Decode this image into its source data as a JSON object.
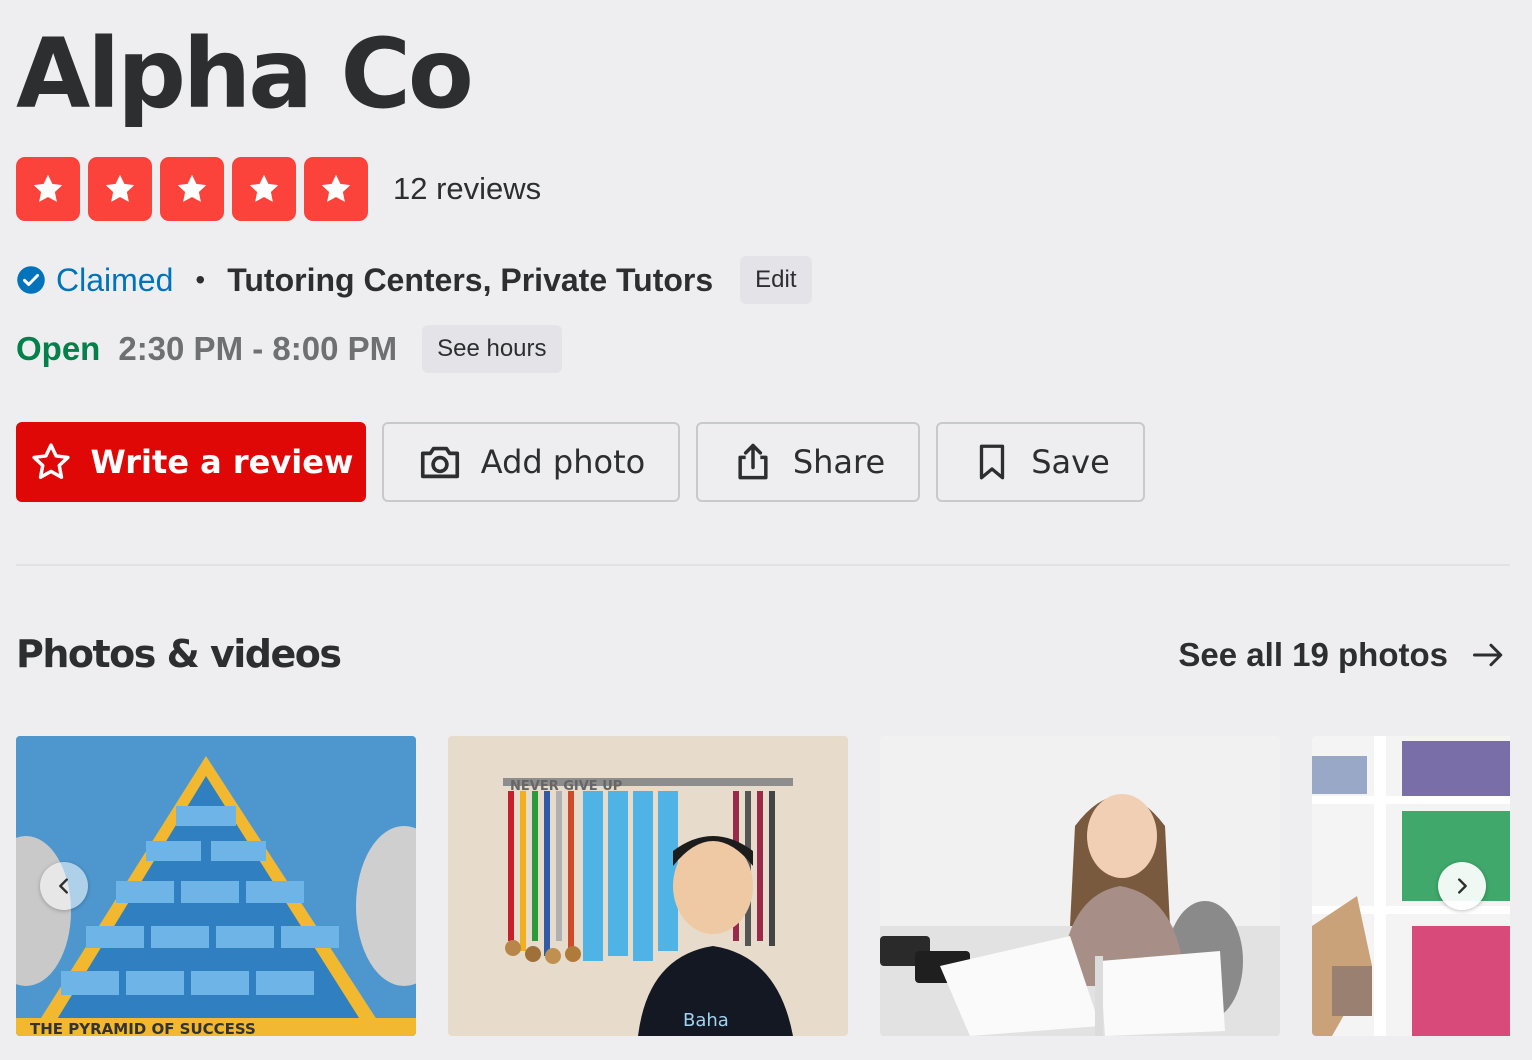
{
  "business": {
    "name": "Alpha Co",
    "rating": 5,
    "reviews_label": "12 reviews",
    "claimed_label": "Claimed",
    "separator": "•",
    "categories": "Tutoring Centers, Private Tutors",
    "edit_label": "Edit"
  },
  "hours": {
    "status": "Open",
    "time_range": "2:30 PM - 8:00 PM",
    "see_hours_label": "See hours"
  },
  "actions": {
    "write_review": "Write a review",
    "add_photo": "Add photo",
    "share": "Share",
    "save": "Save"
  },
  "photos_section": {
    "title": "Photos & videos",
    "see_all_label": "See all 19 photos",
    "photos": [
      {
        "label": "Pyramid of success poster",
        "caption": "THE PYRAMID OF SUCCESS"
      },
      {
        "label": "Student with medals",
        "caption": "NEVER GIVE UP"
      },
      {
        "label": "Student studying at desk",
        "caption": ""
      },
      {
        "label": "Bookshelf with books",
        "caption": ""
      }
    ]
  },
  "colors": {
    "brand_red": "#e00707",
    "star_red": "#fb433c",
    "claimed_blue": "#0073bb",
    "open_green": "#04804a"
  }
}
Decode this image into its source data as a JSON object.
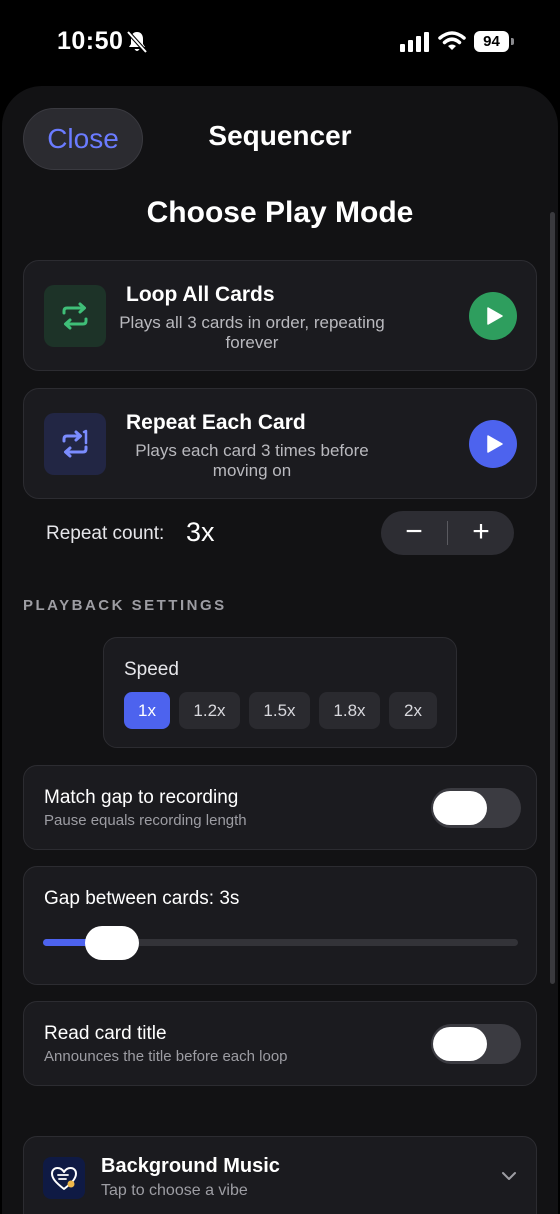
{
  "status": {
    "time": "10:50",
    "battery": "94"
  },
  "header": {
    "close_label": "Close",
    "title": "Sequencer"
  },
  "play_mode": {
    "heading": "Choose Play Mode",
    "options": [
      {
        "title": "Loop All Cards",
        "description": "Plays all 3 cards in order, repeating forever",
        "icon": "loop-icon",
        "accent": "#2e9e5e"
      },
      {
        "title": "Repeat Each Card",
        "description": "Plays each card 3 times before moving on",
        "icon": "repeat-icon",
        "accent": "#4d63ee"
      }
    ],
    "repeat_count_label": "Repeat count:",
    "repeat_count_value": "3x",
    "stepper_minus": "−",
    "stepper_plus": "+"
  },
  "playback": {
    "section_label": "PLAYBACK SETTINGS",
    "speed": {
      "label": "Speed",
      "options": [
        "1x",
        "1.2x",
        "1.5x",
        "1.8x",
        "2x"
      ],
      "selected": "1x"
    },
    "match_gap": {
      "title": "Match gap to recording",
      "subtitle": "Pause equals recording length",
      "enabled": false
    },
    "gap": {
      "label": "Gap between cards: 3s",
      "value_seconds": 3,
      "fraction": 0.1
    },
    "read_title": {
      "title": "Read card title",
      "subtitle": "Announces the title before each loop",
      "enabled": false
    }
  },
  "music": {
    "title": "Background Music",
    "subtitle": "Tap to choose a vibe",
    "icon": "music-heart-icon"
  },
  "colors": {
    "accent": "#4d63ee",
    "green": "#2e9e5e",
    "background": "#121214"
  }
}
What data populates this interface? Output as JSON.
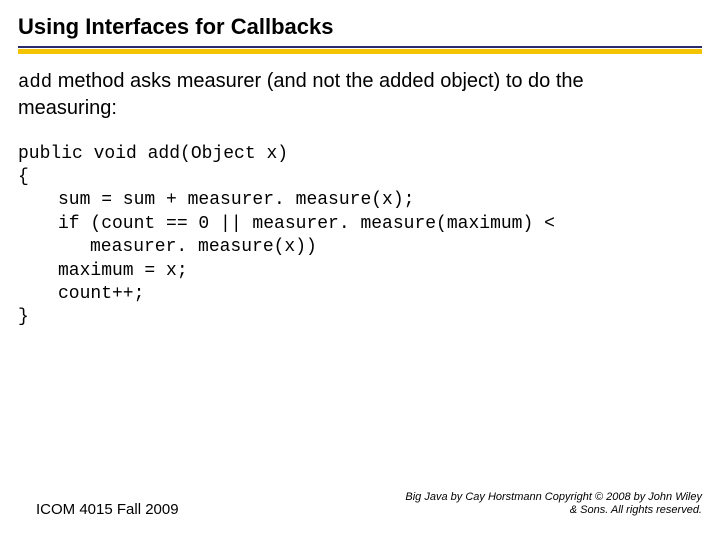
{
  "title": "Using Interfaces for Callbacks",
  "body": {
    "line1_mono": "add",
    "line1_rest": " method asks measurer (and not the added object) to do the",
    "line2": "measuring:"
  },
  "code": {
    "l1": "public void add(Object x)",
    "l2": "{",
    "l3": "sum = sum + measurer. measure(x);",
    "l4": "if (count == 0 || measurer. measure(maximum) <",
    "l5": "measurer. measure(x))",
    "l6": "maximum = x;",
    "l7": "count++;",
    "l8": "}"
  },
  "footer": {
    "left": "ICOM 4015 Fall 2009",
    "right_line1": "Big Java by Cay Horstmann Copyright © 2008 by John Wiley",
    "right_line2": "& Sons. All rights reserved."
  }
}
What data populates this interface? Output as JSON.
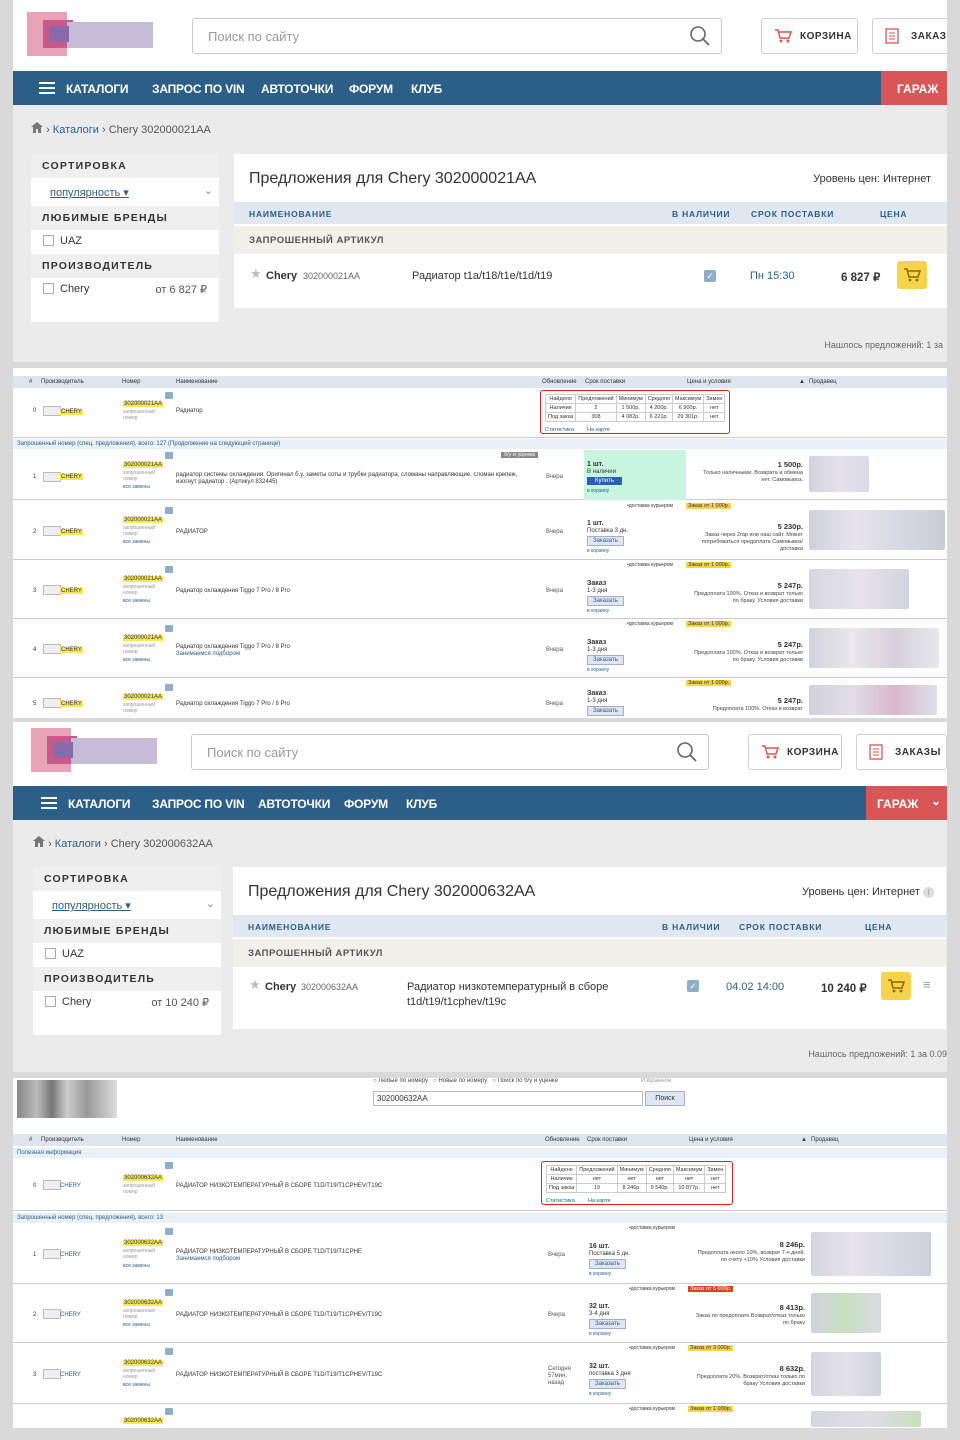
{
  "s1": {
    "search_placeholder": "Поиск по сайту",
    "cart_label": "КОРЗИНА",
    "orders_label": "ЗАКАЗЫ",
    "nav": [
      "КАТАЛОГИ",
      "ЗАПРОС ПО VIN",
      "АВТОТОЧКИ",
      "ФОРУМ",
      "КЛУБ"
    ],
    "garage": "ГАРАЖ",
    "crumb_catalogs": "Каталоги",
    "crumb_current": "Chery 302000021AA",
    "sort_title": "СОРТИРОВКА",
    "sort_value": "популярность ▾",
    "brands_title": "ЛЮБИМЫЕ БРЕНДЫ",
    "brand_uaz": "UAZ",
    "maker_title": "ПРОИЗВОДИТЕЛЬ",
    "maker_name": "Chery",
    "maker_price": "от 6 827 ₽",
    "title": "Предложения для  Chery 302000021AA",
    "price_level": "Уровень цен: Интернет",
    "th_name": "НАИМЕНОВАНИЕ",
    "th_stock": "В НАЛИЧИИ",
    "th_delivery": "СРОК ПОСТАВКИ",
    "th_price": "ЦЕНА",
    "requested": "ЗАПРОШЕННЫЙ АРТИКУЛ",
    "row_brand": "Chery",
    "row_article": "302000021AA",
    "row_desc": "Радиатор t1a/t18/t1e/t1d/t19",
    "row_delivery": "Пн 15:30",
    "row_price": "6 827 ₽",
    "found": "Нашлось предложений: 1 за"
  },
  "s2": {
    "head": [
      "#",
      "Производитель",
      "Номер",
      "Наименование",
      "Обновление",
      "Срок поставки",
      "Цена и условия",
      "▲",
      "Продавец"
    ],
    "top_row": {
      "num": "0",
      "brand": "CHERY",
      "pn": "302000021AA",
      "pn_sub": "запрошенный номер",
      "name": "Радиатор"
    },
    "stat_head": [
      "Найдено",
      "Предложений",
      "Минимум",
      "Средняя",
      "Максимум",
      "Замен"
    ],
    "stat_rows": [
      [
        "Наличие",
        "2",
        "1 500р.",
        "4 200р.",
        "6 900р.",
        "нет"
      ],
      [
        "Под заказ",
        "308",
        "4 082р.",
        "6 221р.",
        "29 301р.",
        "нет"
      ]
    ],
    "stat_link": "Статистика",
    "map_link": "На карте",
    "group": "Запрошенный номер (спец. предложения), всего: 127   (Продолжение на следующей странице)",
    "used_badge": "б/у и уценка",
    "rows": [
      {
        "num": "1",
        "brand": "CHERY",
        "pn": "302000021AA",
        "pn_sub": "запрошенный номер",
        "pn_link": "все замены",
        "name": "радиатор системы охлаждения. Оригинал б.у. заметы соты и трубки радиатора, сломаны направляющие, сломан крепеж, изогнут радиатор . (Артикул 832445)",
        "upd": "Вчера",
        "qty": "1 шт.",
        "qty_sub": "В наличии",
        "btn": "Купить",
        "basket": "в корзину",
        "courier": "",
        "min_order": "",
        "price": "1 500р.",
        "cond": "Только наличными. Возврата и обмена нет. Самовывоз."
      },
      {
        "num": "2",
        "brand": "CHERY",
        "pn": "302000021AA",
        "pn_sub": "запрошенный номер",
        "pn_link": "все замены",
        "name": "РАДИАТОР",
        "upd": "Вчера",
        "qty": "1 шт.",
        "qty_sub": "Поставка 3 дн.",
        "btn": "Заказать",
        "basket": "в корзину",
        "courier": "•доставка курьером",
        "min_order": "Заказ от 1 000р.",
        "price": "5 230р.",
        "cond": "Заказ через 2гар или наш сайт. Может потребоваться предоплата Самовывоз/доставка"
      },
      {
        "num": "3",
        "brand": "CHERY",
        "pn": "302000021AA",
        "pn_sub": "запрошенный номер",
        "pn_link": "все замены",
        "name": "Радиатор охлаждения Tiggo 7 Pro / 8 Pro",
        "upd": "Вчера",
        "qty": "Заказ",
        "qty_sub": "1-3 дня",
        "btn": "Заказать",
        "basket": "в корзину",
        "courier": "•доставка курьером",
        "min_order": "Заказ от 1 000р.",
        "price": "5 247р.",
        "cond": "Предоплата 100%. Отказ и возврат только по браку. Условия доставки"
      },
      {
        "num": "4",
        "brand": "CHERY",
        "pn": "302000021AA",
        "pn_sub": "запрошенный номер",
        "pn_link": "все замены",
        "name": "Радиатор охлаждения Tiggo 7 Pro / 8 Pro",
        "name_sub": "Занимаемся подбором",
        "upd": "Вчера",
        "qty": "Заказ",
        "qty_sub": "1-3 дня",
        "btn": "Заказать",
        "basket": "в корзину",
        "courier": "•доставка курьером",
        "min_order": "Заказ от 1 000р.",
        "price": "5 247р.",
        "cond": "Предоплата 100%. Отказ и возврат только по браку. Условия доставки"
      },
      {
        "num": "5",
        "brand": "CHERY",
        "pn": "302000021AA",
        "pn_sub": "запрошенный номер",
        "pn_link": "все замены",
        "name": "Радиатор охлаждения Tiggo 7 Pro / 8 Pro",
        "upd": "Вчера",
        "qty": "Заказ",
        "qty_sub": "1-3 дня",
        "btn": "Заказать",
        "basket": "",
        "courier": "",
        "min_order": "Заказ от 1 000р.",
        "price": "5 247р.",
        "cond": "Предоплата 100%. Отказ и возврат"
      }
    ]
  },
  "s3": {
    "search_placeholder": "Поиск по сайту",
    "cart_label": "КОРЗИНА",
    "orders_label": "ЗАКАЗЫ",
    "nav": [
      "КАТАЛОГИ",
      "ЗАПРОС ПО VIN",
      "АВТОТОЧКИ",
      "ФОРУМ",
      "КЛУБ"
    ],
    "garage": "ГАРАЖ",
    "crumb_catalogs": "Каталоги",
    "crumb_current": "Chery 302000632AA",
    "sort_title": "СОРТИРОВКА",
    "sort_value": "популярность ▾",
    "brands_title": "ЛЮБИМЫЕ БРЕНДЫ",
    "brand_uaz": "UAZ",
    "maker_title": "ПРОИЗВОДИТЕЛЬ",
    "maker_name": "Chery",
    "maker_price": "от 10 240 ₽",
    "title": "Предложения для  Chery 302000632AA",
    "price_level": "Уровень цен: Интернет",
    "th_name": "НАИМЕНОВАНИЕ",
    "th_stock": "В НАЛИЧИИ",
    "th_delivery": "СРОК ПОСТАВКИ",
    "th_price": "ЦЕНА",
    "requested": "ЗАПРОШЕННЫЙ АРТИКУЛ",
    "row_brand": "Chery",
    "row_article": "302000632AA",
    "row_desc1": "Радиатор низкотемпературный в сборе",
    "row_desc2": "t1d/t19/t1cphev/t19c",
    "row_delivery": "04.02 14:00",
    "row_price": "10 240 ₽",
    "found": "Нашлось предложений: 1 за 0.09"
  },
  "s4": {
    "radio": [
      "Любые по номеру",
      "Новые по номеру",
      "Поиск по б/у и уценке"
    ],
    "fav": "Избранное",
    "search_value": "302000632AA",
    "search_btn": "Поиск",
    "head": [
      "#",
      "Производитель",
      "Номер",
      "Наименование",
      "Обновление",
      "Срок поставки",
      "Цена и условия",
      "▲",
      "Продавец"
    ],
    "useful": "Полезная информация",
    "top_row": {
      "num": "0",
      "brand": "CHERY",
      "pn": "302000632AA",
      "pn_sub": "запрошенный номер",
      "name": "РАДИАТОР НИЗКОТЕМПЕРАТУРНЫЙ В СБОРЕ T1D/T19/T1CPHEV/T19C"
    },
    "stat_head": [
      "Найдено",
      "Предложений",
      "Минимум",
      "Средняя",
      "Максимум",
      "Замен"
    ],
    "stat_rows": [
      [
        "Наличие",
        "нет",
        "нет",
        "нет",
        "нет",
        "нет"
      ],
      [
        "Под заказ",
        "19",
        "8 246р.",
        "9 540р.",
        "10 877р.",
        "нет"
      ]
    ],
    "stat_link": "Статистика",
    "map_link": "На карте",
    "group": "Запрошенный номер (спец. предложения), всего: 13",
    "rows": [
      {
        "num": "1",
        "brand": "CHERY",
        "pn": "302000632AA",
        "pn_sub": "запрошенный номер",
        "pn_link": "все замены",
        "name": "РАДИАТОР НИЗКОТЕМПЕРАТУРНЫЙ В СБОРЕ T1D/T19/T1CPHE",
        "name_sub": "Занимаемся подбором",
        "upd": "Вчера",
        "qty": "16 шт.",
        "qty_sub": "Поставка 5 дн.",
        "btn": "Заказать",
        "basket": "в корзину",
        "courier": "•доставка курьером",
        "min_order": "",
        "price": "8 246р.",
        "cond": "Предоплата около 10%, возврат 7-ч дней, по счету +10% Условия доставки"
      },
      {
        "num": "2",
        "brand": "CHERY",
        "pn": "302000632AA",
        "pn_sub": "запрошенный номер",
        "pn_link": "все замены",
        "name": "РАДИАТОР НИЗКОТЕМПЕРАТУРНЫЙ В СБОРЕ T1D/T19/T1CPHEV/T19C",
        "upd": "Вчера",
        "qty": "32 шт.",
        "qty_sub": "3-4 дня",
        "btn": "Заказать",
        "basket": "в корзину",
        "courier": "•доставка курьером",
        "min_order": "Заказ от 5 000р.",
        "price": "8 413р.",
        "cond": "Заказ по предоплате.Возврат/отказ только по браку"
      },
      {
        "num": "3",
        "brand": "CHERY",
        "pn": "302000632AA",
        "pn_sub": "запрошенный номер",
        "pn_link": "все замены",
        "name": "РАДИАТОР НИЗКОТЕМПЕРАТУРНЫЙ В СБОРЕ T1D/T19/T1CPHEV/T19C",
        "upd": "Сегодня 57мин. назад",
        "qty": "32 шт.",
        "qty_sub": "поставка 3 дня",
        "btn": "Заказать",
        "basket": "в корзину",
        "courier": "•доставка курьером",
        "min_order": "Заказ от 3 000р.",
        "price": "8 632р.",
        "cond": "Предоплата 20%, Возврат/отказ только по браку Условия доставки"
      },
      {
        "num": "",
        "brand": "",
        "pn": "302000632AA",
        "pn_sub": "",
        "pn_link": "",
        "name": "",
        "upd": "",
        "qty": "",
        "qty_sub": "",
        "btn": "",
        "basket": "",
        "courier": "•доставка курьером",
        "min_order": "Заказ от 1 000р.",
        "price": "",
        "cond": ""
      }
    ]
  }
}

===============

Short task -
Collect the lines of the data that carry the word "Plays".

Result of this task -
        "description": "Plays all 3 cards in order, repeating forever",
        "description": "Plays each card 3 times before moving on",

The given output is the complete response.